**Consegna 1**. Nel testo sul malware nelle reti militari statunitensi, quale testata viene citata come fonte delle notizie sulle capacità del software?
**Consegna 2**. Prosegui il testo sul malware nelle reti militari statunitensi dopo la sua ultima frase.

**Testo della pagina**.
--------------------------------------------------
Washington denuncia l’esistenza di un virus made in China nascosto nella sua rete di collegamenti militari. L’attivazione di questo malware causerebbe danni logistici importanti alle forze armate Usa, riducendone le capacità d’intervento. Ma le finalità non sono ancora ben chiare

Ticking time bomb”, una bomba a orologeria. Così un esponente dell’amministrazione Biden si riferisce al malware che l’amministrazione statunitense ritiene essere nascosto all’interno dei network delle forze armate Usa. Secondo quanto riportato dal New York Times, il malware in questione sarebbe teoricamente capace di interferire con il corretto funzionamento di reti elettriche, sistemi di comunicazione e forniture idriche, rallentando le operazioni di schieramento e di rifornimento dell’apparato militare di Washington in caso di escalation, e quindi di limitarne l’efficacia militare generale. E non si esclude che la portata del virus possa superare i confini del dominio militare ed intaccare anche le infrastrutture civili.

Danni di portata devastante che questo fantomatico software potrebbe causare con estrema rapidità al momento “giusto”, ovvero in concomitanza con eventi di altro tipo che richiederebbero un intervento militare americano. Come un’ipotetica invasione dell’isola di Taiwan, considerando che le fonti del governo puntano il dito contro attori legati alla Repubblica Popolare Cinese. E il contesto combacerebbe in maniere perfetta: rallentare il dispiegamento militare americano di qualche giorno o settimana potrebbe dare alla Cina una finestra in cui sarebbe più facile prendere il controllo dell’isola con la forza, per poi presentare all’Occidente la sua occupazione come un fait accompli.
--------------------------------------------------
**Voci tratte da un dataset**.
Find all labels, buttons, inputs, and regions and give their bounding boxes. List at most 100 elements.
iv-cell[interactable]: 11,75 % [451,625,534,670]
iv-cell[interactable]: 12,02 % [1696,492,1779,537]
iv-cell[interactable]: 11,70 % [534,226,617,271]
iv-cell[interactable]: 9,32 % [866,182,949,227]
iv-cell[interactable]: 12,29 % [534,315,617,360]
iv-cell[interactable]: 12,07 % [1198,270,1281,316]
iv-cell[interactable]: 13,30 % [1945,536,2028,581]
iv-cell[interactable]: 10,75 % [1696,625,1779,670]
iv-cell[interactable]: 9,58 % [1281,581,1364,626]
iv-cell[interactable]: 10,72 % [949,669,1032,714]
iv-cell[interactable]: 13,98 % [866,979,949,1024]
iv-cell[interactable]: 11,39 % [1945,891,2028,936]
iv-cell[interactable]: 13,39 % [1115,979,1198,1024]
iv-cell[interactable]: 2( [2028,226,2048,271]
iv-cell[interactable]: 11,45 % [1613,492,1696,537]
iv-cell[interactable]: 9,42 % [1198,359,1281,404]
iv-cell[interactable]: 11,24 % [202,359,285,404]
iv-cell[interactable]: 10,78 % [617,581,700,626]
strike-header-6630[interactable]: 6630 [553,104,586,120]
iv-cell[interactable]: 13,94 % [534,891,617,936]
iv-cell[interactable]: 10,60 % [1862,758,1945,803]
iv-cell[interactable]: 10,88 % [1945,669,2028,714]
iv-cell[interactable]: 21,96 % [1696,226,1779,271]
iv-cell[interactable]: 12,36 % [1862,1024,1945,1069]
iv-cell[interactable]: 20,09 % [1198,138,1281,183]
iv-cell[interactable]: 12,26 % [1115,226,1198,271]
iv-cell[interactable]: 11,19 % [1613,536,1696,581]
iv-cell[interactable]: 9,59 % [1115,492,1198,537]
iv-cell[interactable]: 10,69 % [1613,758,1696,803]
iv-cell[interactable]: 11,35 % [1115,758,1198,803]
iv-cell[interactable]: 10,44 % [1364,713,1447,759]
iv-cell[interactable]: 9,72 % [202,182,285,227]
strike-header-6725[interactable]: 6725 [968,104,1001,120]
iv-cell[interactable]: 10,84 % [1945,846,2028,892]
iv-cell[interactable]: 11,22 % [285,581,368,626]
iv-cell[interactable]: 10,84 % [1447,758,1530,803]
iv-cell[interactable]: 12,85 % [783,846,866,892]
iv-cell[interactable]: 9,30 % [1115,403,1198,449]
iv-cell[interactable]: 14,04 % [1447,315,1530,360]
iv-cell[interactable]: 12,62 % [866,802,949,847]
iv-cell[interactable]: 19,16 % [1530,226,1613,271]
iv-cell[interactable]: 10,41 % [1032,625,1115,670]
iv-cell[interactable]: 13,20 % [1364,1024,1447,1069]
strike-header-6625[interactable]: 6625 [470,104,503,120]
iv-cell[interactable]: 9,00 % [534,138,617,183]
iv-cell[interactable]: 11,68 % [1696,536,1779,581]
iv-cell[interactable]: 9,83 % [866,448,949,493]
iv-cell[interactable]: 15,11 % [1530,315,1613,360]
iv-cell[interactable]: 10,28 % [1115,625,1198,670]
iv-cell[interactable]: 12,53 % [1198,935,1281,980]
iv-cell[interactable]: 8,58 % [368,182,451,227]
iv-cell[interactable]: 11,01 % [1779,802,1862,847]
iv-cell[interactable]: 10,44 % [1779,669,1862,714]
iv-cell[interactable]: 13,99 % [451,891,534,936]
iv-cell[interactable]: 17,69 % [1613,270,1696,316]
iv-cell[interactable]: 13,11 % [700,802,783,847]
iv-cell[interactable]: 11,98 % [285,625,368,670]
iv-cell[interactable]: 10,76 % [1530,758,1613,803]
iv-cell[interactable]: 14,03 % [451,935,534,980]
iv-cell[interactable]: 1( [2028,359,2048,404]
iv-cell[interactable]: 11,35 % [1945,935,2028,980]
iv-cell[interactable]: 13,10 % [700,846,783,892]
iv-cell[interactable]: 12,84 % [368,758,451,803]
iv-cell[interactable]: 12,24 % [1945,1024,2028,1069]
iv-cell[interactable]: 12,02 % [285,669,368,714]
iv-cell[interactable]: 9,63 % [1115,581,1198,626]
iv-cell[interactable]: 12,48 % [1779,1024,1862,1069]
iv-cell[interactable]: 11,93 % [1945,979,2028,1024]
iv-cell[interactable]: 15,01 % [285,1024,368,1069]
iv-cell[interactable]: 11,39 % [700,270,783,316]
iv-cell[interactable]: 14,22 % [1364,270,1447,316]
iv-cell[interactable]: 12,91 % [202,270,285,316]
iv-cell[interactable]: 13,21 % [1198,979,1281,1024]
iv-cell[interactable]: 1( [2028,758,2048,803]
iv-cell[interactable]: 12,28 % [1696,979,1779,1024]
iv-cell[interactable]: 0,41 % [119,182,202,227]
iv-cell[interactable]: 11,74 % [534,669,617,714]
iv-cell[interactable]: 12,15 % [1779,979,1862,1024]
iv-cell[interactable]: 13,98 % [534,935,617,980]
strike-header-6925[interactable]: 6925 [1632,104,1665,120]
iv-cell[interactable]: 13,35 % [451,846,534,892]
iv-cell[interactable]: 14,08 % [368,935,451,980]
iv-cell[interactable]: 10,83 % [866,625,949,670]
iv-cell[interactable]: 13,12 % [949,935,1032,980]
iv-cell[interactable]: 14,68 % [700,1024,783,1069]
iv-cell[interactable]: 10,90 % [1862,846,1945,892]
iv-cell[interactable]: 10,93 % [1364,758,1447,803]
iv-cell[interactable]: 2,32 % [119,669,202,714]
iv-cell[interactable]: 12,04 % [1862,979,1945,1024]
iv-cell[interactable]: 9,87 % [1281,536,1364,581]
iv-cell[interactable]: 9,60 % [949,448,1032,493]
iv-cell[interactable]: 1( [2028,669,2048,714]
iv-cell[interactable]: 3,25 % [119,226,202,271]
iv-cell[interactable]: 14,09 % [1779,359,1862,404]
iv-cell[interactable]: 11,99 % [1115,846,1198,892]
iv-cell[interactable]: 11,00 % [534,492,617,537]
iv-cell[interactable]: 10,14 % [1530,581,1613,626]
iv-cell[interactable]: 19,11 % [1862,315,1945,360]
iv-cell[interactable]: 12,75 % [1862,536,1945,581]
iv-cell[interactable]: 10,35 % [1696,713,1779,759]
--------------------------------------------------
**Risultato esercizio 1**. Il New York Times.

**Risultato esercizio 2**.
Le stesse fonti governative confermano che le operazioni di setaccio sono in corso già da tempo, e che è proprio grazie a queste operazioni che ci si è resi conto dell’effettiva portata della minaccia. La scoperta di una stringa di codice sospetta nei computer della base militare Usa di Guam risalente al maggio di quest’anno è stato infatti il primo campanello d’allarme che ha portato all’avvio delle indagini attualmente in corso.

Ma altrettanto allarmante risulta il fatto che le operazioni cyber cinesi, responsabili dell’introduzione di questo malware nei sistemi statunitensi, risalissero ad almeno un anno prima. Un lasso di tempo enorme, durante il quale il virus è rimasto nascosto tra i codici cibernetici, ma che sarebbe potuto entrare in azione se le circostanze lo avessero richiesto.

La scoperta di questo virus ha causato reazioni nell’amministrazione americana. Mentre la Casa Bianca organizzava appositi meeting con esponenti del National Security Council, dell’Homeland Security Department e del Pentagono, altri rappresentanti dell’organizzazione informavano direttamente membri del parlamento, governatori e compagnie del settore sugli sviluppi della situazione.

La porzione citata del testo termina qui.